Start of Source data

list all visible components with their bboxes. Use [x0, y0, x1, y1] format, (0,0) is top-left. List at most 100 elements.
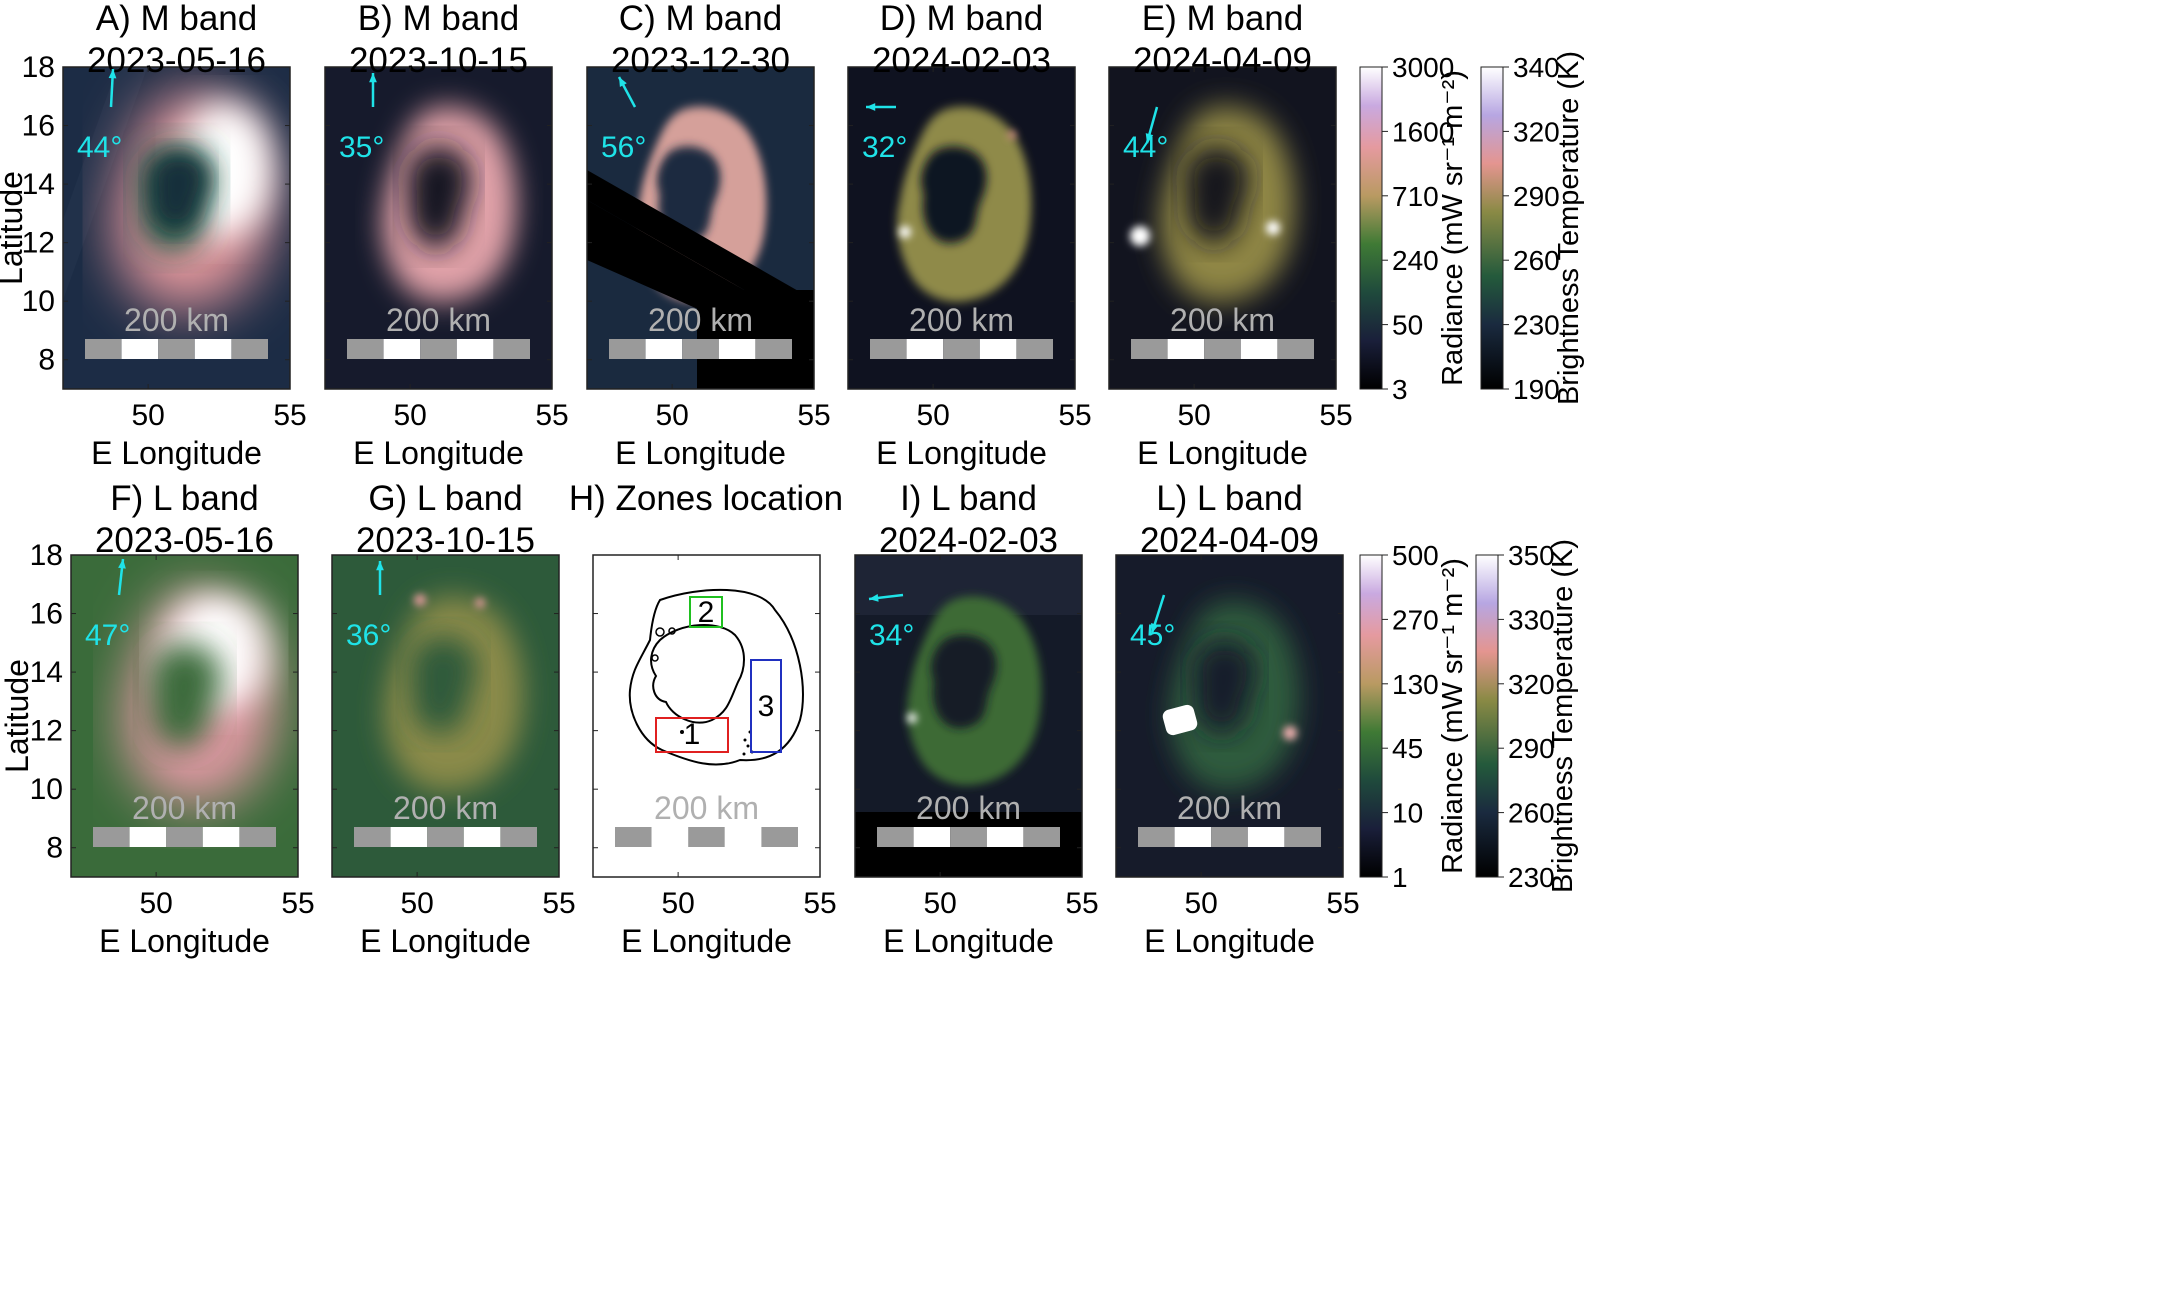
x-tick-label: 55 [281, 887, 314, 920]
view-angle-arrowhead [369, 73, 377, 83]
scale-bar-segment [1240, 339, 1278, 359]
l-radiance-tick-label: 130 [1392, 669, 1439, 700]
l-temperature-tick-label: 290 [1508, 733, 1555, 764]
zone-2-box [689, 596, 723, 628]
x-tick-label: 50 [655, 399, 688, 432]
view-angle-label: 36° [346, 619, 391, 652]
scale-bar-segment [1277, 339, 1314, 359]
x-axis-label: E Longitude [353, 435, 524, 471]
x-tick-label: 50 [1177, 399, 1210, 432]
panel-f [70, 554, 299, 878]
x-tick-label: 50 [131, 399, 164, 432]
scale-bar-segment [194, 339, 232, 359]
scale-bar-label: 200 km [648, 302, 753, 338]
scale-bar-segment [1211, 827, 1248, 847]
panel-date: 2023-05-16 [87, 41, 266, 80]
l-temperature-tick-label: 230 [1508, 862, 1555, 893]
y-tick-label: 8 [46, 832, 63, 865]
scale-bar-segment [755, 339, 792, 359]
scale-bar-label: 200 km [124, 302, 229, 338]
x-axis-label: E Longitude [99, 923, 270, 959]
y-tick-label: 18 [22, 51, 55, 84]
panel-date: 2023-10-15 [356, 521, 535, 560]
m-radiance-tick-label: 3 [1392, 374, 1408, 405]
scale-bar-segment [913, 827, 951, 847]
scale-bar-segment [609, 339, 646, 359]
panel-title: D) M band [880, 0, 1043, 38]
scale-bar-segment [688, 827, 725, 847]
x-axis-label: E Longitude [1137, 435, 1308, 471]
y-tick-label: 10 [30, 773, 63, 806]
view-angle-label: 44° [1123, 131, 1168, 164]
panel-h-zones: 1 2 3 [592, 554, 821, 878]
view-angle-label: 44° [77, 131, 122, 164]
scale-bar-label: 200 km [393, 790, 498, 826]
scale-bar-segment [463, 827, 501, 847]
view-angle-arrowhead [1151, 623, 1159, 633]
scale-bar-segment [456, 339, 494, 359]
scale-bar-segment [1174, 827, 1212, 847]
l-radiance-tick-label: 1 [1392, 862, 1408, 893]
scale-bar-segment [979, 339, 1017, 359]
scale-bar-segment [129, 827, 167, 847]
x-axis-label: E Longitude [621, 923, 792, 959]
scale-bar-segment [651, 827, 689, 847]
scale-bar-label: 200 km [654, 790, 759, 826]
x-tick-label: 50 [393, 399, 426, 432]
scale-bar-segment [390, 827, 428, 847]
scale-bar-segment [1023, 827, 1060, 847]
panel-title: G) L band [368, 479, 522, 518]
scale-bar-segment [121, 339, 159, 359]
view-angle-label: 56° [601, 131, 646, 164]
zone-2-label: 2 [698, 596, 715, 629]
l-radiance-tick-label: 10 [1392, 798, 1423, 829]
island-outline [650, 624, 745, 724]
panel-date: 2024-02-03 [872, 41, 1051, 80]
panel-d [847, 66, 1076, 390]
y-tick-label: 14 [30, 656, 63, 689]
view-angle-label: 35° [339, 131, 384, 164]
x-tick-label: 55 [1326, 887, 1359, 920]
panel-l [1115, 554, 1344, 878]
panel-title: B) M band [358, 0, 519, 38]
m-temperature-label: Brightness Temperature (K) [1553, 51, 1585, 405]
m-radiance-tick-label: 710 [1392, 181, 1439, 212]
scale-bar-segment [615, 827, 652, 847]
panel-title: A) M band [96, 0, 257, 38]
l-radiance-tick-label: 500 [1392, 540, 1439, 571]
y-tick-label: 14 [22, 168, 55, 201]
scale-bar-segment [347, 339, 384, 359]
x-tick-label: 55 [797, 399, 830, 432]
x-tick-label: 50 [661, 887, 694, 920]
scale-bar-segment [906, 339, 944, 359]
x-tick-label: 55 [1319, 399, 1352, 432]
m-radiance-tick-label: 240 [1392, 245, 1439, 276]
view-angle-arrowhead [866, 103, 876, 111]
panel-date: 2023-12-30 [611, 41, 790, 80]
l-temperature-tick-label: 350 [1508, 540, 1555, 571]
x-tick-label: 55 [273, 399, 306, 432]
view-angle-arrowhead [376, 561, 384, 571]
scale-bar-segment [1247, 827, 1285, 847]
scale-bar-segment [427, 827, 464, 847]
l-radiance-tick-label: 270 [1392, 604, 1439, 635]
m-radiance-tick-label: 3000 [1392, 52, 1454, 83]
scale-bar-segment [986, 827, 1024, 847]
scale-bar-label: 200 km [916, 790, 1021, 826]
panel-title: I) L band [900, 479, 1037, 518]
scale-bar-segment [645, 339, 683, 359]
x-axis-label: E Longitude [615, 435, 786, 471]
view-angle-arrowhead [1145, 133, 1154, 143]
view-angle-arrowhead [108, 69, 117, 79]
colorbar-l-temperature [1475, 554, 1499, 878]
view-angle-label: 32° [862, 131, 907, 164]
m-temperature-tick-label: 340 [1513, 52, 1560, 83]
scale-bar-segment [1204, 339, 1241, 359]
panel-g [331, 554, 560, 878]
panel-e [1108, 66, 1337, 390]
view-angle-label: 45° [1130, 619, 1175, 652]
scale-bar-segment [166, 827, 203, 847]
x-tick-label: 50 [1184, 887, 1217, 920]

End of Source data

**Written problem**
Locate every row above that contains the string "radiance", matching case exactly, and copy each of those rows in full.

**Result for this exercise**
l-radiance-tick-label: 130 [1392, 669, 1439, 700]
m-radiance-tick-label: 3 [1392, 374, 1408, 405]
l-radiance-tick-label: 1 [1392, 862, 1408, 893]
l-radiance-tick-label: 10 [1392, 798, 1423, 829]
m-radiance-tick-label: 710 [1392, 181, 1439, 212]
l-radiance-tick-label: 500 [1392, 540, 1439, 571]
m-radiance-tick-label: 240 [1392, 245, 1439, 276]
l-radiance-tick-label: 270 [1392, 604, 1439, 635]
m-radiance-tick-label: 3000 [1392, 52, 1454, 83]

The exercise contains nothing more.